> Aim of the exercise
Below are some records; give them all again exactly, but not the pictures.

★ ★ ★ ★

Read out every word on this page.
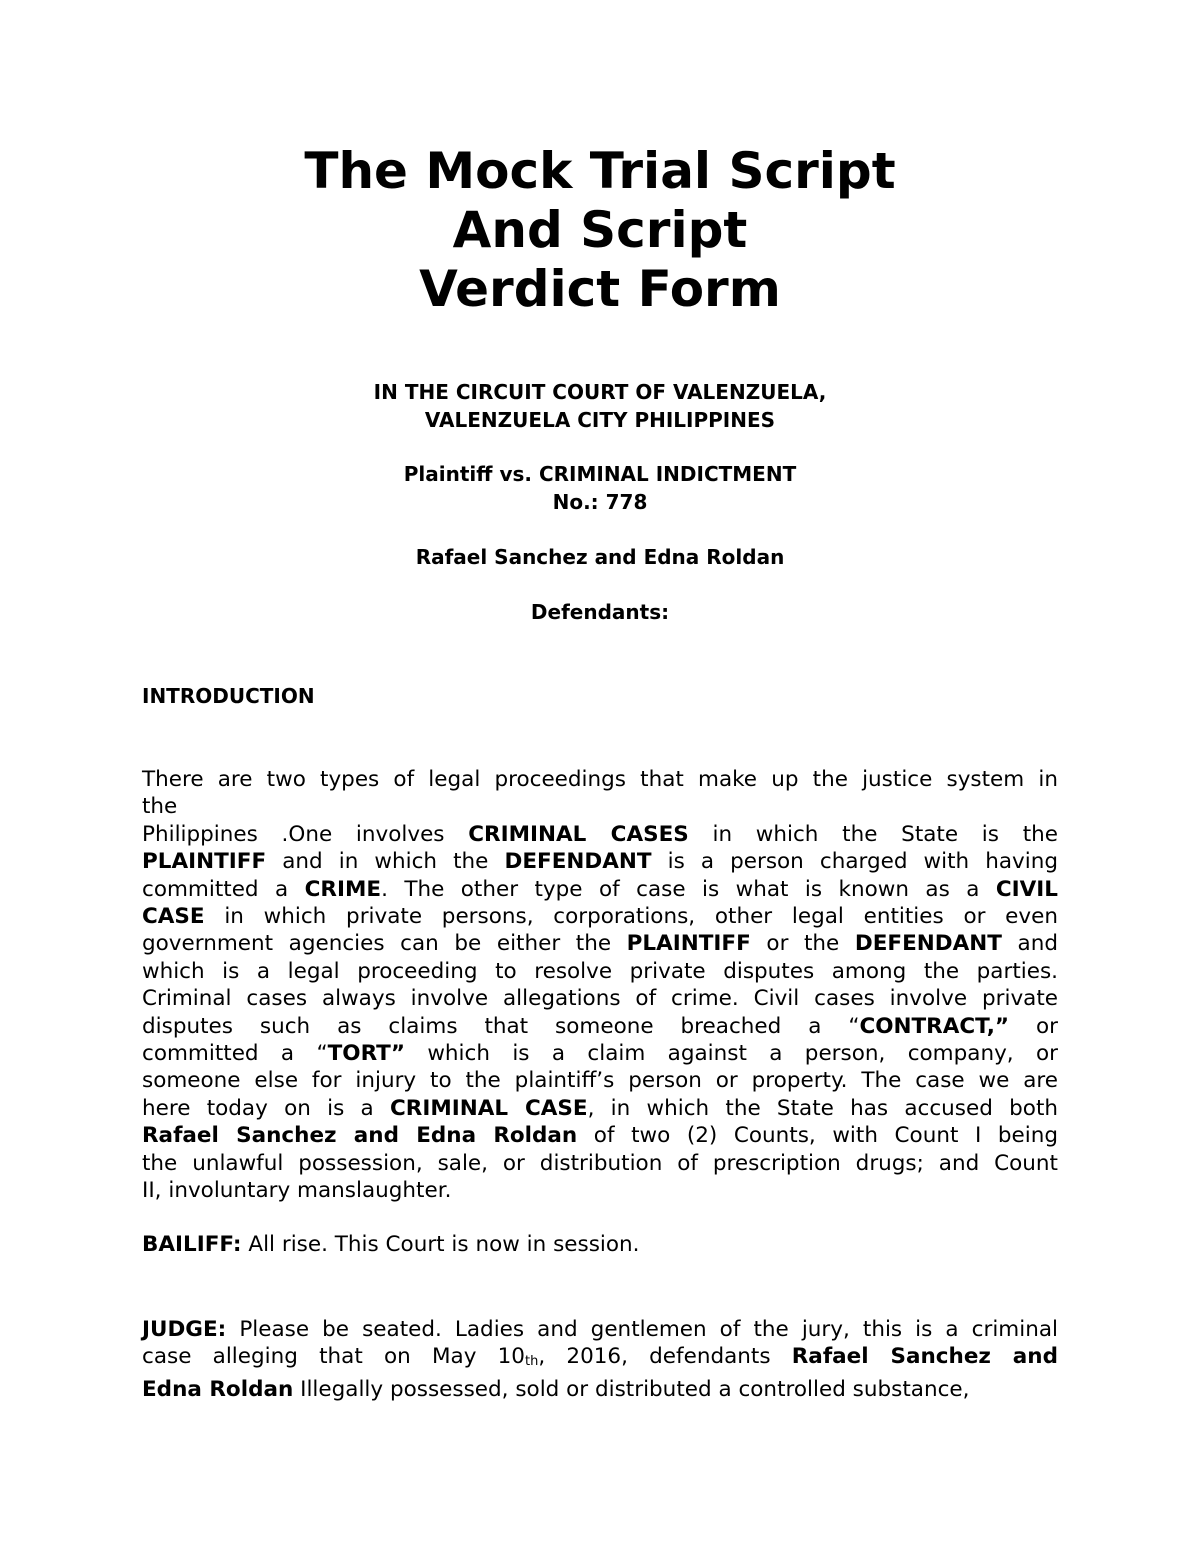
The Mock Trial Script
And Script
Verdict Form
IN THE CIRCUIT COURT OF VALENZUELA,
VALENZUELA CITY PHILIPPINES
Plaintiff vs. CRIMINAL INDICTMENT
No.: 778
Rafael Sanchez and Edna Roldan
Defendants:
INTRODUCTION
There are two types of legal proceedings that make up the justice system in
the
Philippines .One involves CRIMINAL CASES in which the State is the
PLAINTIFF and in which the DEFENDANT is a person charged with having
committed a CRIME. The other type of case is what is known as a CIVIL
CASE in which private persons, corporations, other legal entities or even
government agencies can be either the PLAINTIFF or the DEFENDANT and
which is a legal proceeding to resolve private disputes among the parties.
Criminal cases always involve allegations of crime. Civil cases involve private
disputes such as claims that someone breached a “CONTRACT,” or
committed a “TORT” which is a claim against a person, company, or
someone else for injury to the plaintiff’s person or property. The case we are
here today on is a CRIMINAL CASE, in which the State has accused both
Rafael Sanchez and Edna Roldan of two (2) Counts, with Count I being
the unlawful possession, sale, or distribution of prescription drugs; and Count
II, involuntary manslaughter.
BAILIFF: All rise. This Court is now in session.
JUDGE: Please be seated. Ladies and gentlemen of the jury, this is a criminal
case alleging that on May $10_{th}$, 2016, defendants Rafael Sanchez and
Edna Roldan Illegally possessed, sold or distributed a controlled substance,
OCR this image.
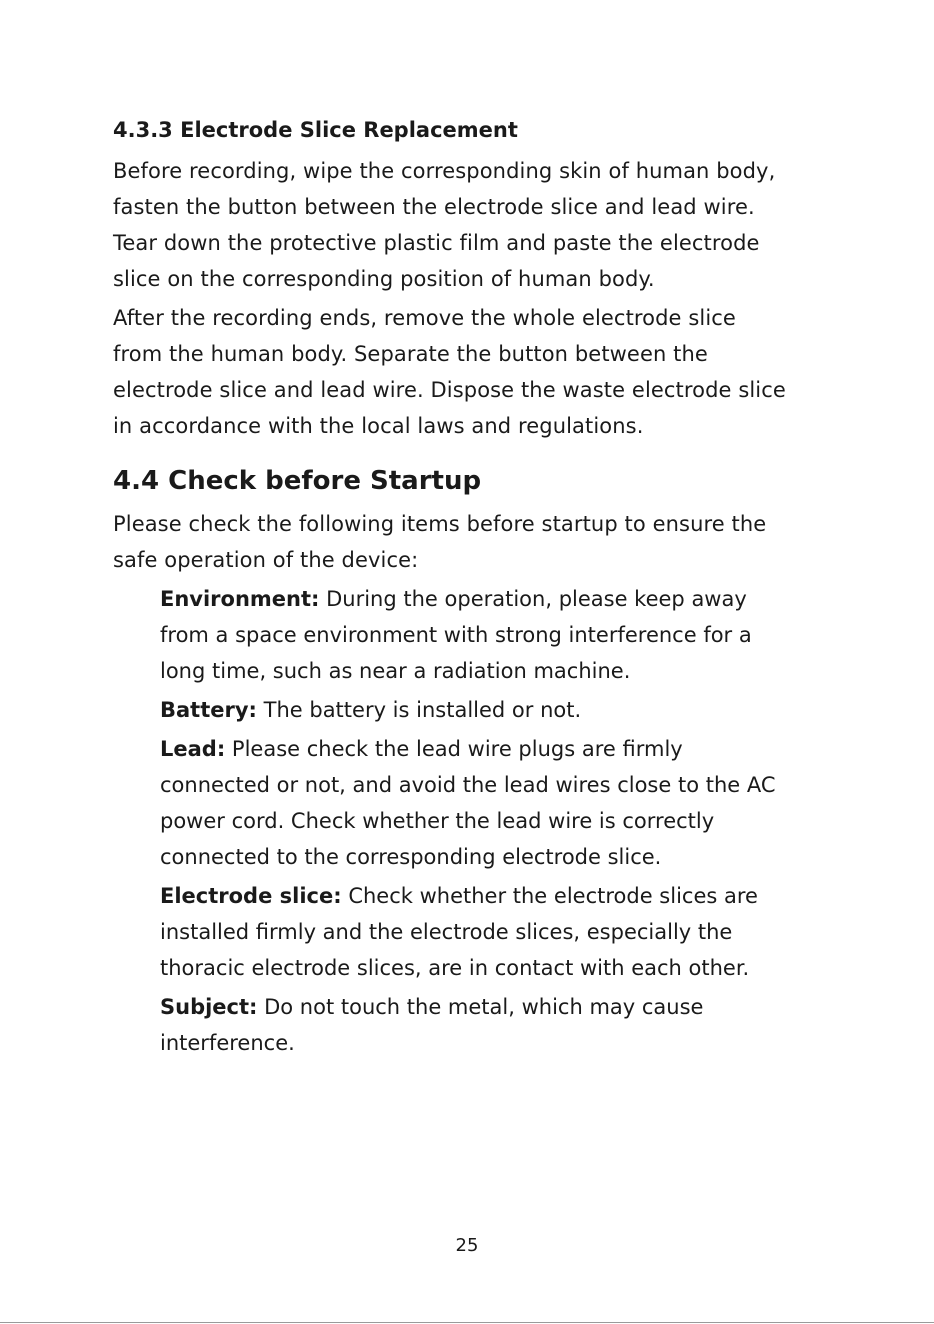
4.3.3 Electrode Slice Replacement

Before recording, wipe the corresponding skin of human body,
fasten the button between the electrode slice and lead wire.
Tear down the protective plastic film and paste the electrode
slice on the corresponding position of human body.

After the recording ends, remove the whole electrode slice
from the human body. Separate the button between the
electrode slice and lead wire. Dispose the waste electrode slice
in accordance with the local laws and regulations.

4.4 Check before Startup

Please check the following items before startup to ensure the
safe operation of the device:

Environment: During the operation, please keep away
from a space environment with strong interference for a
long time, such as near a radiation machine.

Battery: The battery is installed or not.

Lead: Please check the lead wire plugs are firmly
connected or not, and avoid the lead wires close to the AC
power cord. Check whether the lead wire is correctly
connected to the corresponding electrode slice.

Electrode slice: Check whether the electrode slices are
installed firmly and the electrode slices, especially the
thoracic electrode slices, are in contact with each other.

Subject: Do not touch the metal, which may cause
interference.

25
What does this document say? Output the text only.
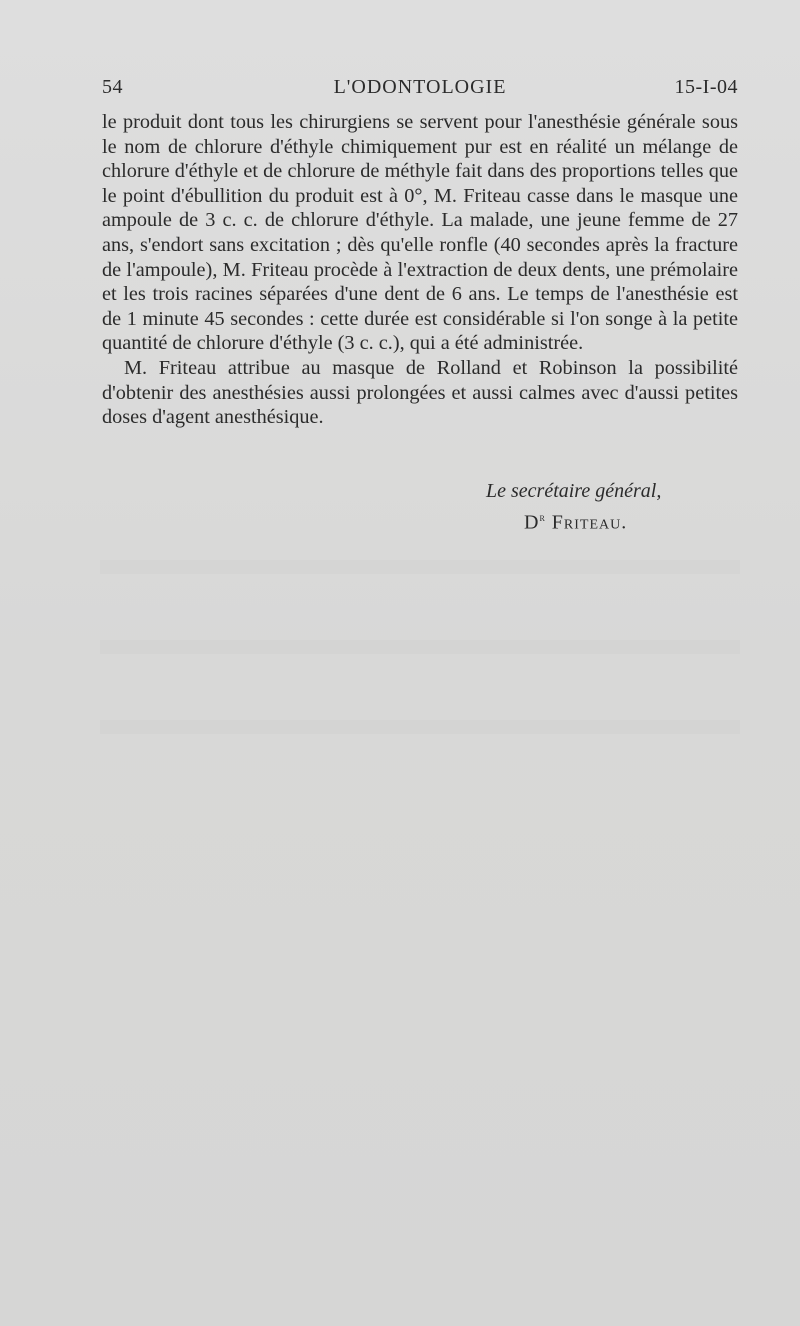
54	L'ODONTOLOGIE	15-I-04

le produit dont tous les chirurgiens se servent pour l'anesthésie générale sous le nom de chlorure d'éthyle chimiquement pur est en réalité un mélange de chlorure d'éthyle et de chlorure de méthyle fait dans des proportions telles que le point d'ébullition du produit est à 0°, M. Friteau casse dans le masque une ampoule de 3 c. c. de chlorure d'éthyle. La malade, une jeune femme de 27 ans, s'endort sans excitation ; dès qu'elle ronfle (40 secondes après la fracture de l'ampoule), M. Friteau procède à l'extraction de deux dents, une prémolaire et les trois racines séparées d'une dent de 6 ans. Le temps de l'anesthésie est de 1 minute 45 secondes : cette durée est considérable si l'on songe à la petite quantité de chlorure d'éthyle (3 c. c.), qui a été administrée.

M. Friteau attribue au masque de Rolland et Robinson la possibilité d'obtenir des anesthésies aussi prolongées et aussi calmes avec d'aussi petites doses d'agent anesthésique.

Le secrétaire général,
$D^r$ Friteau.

★ ★ ★ ★

> Expected answer
Read out every word on this page.
The Mock Trial Script
And Script
Verdict Form
IN THE CIRCUIT COURT OF VALENZUELA,
VALENZUELA CITY PHILIPPINES
Plaintiff vs. CRIMINAL INDICTMENT
No.: 778
Rafael Sanchez and Edna Roldan
Defendants:
INTRODUCTION
There are two types of legal proceedings that make up the justice system in
the
Philippines .One involves CRIMINAL CASES in which the State is the
PLAINTIFF and in which the DEFENDANT is a person charged with having
committed a CRIME. The other type of case is what is known as a CIVIL
CASE in which private persons, corporations, other legal entities or even
government agencies can be either the PLAINTIFF or the DEFENDANT and
which is a legal proceeding to resolve private disputes among the parties.
Criminal cases always involve allegations of crime. Civil cases involve private
disputes such as claims that someone breached a “CONTRACT,” or
committed a “TORT” which is a claim against a person, company, or
someone else for injury to the plaintiff’s person or property. The case we are
here today on is a CRIMINAL CASE, in which the State has accused both
Rafael Sanchez and Edna Roldan of two (2) Counts, with Count I being
the unlawful possession, sale, or distribution of prescription drugs; and Count
II, involuntary manslaughter.
BAILIFF: All rise. This Court is now in session.
JUDGE: Please be seated. Ladies and gentlemen of the jury, this is a criminal
case alleging that on May $10_{th}$, 2016, defendants Rafael Sanchez and
Edna Roldan Illegally possessed, sold or distributed a controlled substance,
OCR this image.
4.3.3 Electrode Slice Replacement

Before recording, wipe the corresponding skin of human body,
fasten the button between the electrode slice and lead wire.
Tear down the protective plastic film and paste the electrode
slice on the corresponding position of human body.

After the recording ends, remove the whole electrode slice
from the human body. Separate the button between the
electrode slice and lead wire. Dispose the waste electrode slice
in accordance with the local laws and regulations.

4.4 Check before Startup

Please check the following items before startup to ensure the
safe operation of the device:

Environment: During the operation, please keep away
from a space environment with strong interference for a
long time, such as near a radiation machine.

Battery: The battery is installed or not.

Lead: Please check the lead wire plugs are firmly
connected or not, and avoid the lead wires close to the AC
power cord. Check whether the lead wire is correctly
connected to the corresponding electrode slice.

Electrode slice: Check whether the electrode slices are
installed firmly and the electrode slices, especially the
thoracic electrode slices, are in contact with each other.

Subject: Do not touch the metal, which may cause
interference.

25
What does this document say? Output the text only.
54	L'ODONTOLOGIE	15-I-04

le produit dont tous les chirurgiens se servent pour l'anesthésie générale sous le nom de chlorure d'éthyle chimiquement pur est en réalité un mélange de chlorure d'éthyle et de chlorure de méthyle fait dans des proportions telles que le point d'ébullition du produit est à 0°, M. Friteau casse dans le masque une ampoule de 3 c. c. de chlorure d'éthyle. La malade, une jeune femme de 27 ans, s'endort sans excitation ; dès qu'elle ronfle (40 secondes après la fracture de l'ampoule), M. Friteau procède à l'extraction de deux dents, une prémolaire et les trois racines séparées d'une dent de 6 ans. Le temps de l'anesthésie est de 1 minute 45 secondes : cette durée est considérable si l'on songe à la petite quantité de chlorure d'éthyle (3 c. c.), qui a été administrée.

M. Friteau attribue au masque de Rolland et Robinson la possibilité d'obtenir des anesthésies aussi prolongées et aussi calmes avec d'aussi petites doses d'agent anesthésique.

Le secrétaire général,
$D^r$ Friteau.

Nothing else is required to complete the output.